___ DATA ENTRIES ___

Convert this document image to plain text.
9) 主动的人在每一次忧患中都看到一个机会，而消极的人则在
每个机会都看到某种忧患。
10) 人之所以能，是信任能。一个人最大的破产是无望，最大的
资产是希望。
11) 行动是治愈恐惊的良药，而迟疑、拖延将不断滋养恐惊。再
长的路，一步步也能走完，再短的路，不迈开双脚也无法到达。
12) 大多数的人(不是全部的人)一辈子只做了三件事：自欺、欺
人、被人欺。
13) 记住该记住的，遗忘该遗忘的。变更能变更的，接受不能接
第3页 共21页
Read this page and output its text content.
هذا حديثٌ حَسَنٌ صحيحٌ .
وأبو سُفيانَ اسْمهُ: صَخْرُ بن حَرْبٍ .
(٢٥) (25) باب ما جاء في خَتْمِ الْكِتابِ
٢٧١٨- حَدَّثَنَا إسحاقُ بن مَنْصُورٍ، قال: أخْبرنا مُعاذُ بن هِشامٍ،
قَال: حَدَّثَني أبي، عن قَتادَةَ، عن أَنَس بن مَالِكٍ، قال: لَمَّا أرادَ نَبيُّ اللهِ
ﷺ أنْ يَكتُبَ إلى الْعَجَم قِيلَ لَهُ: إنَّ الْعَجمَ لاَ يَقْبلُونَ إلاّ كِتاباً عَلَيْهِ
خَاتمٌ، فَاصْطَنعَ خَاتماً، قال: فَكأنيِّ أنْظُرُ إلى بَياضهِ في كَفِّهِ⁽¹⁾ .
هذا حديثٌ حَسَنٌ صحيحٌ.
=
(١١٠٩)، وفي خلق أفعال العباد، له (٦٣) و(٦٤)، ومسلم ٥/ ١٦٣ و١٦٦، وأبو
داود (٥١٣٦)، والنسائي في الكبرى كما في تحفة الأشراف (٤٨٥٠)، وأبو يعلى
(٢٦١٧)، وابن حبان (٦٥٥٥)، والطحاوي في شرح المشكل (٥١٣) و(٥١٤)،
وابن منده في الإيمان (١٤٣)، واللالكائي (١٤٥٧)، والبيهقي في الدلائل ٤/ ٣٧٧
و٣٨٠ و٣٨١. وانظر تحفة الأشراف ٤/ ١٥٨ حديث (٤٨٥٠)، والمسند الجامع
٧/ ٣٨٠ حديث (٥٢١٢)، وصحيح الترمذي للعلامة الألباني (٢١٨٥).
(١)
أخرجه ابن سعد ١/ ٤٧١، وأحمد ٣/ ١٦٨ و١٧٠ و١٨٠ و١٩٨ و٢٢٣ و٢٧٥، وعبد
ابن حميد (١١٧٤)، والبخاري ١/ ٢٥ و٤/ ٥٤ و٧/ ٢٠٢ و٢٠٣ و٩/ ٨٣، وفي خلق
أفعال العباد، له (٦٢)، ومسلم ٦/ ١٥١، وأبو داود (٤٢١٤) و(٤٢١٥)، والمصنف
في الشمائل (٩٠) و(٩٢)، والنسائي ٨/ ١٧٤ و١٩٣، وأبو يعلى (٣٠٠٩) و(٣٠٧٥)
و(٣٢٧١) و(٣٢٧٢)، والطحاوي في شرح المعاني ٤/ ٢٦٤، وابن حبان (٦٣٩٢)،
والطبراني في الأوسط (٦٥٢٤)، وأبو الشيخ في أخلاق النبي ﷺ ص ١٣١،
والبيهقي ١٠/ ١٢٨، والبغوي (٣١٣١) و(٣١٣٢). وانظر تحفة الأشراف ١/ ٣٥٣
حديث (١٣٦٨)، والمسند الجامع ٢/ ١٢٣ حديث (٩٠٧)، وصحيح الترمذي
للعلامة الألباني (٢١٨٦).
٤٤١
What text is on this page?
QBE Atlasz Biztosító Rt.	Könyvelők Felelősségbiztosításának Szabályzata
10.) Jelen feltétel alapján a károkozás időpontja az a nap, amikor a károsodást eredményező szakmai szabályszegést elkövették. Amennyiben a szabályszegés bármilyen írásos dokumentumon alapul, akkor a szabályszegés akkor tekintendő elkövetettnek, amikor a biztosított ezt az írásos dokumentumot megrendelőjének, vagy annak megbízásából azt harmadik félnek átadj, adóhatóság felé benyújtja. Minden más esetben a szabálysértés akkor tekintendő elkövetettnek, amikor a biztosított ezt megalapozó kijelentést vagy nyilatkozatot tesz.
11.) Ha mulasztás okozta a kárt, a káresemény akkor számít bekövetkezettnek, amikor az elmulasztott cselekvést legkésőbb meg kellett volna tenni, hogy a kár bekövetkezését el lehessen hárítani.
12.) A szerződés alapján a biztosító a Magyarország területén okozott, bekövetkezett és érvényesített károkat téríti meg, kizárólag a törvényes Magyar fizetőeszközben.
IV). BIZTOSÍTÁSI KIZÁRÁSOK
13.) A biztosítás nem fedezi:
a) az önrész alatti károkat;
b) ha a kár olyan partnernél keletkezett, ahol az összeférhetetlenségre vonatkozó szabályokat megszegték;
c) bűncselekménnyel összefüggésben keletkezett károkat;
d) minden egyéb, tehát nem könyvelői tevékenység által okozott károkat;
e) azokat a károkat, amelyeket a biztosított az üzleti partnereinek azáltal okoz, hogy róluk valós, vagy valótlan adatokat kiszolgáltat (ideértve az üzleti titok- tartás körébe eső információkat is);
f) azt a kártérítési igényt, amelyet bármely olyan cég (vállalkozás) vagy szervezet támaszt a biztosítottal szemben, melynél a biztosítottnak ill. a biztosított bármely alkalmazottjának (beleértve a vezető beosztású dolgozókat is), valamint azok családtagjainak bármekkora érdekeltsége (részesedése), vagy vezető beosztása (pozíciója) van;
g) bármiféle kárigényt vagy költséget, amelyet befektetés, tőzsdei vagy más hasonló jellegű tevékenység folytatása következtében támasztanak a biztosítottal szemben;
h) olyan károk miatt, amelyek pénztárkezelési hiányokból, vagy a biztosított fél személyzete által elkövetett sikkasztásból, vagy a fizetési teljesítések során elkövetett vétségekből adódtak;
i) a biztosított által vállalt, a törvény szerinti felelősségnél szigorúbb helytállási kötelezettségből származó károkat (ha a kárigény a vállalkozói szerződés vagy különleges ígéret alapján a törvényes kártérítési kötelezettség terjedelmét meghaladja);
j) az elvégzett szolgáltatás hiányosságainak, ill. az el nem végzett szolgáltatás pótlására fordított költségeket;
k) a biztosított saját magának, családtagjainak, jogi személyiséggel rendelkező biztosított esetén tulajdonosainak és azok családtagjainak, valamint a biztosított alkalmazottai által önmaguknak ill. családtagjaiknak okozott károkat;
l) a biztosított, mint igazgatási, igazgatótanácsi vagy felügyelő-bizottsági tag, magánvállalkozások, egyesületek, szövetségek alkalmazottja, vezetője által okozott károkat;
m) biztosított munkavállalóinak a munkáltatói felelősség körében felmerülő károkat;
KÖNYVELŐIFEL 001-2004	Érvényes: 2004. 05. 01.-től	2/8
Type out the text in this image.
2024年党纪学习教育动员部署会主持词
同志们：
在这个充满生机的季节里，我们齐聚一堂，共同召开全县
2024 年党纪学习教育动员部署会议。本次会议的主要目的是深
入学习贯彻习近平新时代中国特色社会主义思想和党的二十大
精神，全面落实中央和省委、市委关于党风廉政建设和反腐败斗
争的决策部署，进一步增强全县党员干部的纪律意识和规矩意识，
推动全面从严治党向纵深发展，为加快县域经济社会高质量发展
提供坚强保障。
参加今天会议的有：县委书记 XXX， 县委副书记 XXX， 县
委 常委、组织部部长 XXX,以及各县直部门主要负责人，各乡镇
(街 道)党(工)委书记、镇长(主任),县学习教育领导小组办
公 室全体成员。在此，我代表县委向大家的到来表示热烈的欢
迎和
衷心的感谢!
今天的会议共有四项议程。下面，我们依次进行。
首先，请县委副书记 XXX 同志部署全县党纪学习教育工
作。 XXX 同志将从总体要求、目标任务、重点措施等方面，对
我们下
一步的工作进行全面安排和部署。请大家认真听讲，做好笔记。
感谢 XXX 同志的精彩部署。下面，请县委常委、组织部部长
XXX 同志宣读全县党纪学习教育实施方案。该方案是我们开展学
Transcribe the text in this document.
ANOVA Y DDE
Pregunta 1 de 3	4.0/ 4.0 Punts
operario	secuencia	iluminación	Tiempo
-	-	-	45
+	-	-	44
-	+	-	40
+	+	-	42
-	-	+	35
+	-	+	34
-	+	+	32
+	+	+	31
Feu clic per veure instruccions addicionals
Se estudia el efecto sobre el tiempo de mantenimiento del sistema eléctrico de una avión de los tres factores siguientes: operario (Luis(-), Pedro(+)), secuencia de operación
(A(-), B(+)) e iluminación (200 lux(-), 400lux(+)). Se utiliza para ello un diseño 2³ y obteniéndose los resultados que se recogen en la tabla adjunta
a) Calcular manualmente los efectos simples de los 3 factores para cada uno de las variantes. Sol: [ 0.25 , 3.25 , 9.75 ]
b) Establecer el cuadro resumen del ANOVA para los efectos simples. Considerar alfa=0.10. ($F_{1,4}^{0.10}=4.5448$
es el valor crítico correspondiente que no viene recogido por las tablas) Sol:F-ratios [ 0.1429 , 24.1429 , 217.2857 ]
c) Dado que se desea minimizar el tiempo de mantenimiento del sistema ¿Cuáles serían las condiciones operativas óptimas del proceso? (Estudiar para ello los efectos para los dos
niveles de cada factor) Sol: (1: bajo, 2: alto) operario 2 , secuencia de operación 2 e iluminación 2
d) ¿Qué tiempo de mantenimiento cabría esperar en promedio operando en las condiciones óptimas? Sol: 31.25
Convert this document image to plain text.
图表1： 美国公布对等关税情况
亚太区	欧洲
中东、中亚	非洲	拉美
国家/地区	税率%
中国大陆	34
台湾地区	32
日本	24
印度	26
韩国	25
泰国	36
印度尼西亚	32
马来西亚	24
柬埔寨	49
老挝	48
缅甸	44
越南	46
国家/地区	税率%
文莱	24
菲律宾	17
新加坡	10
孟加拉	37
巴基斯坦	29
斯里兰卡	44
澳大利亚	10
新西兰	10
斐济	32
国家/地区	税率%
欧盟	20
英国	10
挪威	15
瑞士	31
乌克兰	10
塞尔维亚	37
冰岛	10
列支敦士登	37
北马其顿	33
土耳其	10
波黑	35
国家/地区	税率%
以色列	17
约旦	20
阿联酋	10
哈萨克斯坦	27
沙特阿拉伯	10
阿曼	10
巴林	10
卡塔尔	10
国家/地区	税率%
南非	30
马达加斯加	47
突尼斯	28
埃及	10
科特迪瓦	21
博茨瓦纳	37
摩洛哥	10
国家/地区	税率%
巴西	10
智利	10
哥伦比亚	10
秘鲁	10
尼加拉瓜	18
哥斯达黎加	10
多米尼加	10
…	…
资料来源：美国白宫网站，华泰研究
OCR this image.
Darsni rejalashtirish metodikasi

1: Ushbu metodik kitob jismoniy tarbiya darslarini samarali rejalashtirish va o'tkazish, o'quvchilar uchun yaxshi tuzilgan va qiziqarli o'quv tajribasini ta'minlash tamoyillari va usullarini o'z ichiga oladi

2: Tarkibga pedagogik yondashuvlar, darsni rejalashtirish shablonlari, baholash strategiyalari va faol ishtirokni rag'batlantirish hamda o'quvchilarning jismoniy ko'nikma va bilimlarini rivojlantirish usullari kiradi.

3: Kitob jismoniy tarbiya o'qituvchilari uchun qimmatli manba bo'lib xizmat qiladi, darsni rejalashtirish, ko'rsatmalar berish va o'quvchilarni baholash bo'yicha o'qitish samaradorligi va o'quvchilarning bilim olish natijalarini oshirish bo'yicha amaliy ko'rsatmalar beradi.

___

#### WHAT THIS TASK INVOLVES
For each line of the entries that includes "وانظر", show that line.

#### FULL ANSWER
و٣٨٠ و٣٨١. وانظر تحفة الأشراف ٤/ ١٥٨ حديث (٤٨٥٠)، والمسند الجامع
والبيهقي ١٠/ ١٢٨، والبغوي (٣١٣١) و(٣١٣٢). وانظر تحفة الأشراف ١/ ٣٥٣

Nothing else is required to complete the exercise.